* **JOB**:
Wherever a line holds the word "包括配套说明和有关资料", copy that line out.

** Start DATA FOR THE TASK **

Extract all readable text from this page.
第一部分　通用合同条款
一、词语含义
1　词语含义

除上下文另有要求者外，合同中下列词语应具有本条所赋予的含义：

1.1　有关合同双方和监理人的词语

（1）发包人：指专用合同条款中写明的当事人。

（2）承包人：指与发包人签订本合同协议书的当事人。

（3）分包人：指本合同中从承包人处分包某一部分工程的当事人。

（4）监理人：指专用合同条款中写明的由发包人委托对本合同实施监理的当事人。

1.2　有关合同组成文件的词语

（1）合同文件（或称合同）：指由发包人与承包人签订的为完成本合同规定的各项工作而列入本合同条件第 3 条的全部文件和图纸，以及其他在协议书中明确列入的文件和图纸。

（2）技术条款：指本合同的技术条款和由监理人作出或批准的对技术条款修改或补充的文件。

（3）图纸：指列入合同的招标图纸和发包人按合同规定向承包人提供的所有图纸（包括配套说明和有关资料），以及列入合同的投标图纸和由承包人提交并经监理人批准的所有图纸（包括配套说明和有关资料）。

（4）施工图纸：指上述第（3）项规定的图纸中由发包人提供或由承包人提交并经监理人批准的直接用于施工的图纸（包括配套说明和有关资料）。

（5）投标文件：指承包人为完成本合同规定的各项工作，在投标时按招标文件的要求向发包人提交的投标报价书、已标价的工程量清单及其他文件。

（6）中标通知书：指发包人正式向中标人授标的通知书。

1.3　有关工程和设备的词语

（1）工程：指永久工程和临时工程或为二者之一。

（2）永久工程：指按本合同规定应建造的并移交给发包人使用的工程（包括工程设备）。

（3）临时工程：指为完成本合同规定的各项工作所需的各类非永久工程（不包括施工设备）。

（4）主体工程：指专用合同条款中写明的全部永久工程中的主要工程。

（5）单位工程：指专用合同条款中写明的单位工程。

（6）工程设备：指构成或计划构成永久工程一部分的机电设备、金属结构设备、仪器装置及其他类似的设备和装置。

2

** End DATA FOR THE TASK **

* **ANSWER TO THE EXERCISE**:
（3）图纸：指列入合同的招标图纸和发包人按合同规定向承包人提供的所有图纸（包括配套说明和有关资料），以及列入合同的投标图纸和由承包人提交并经监理人批准的所有图纸（包括配套说明和有关资料）。
（4）施工图纸：指上述第（3）项规定的图纸中由发包人提供或由承包人提交并经监理人批准的直接用于施工的图纸（包括配套说明和有关资料）。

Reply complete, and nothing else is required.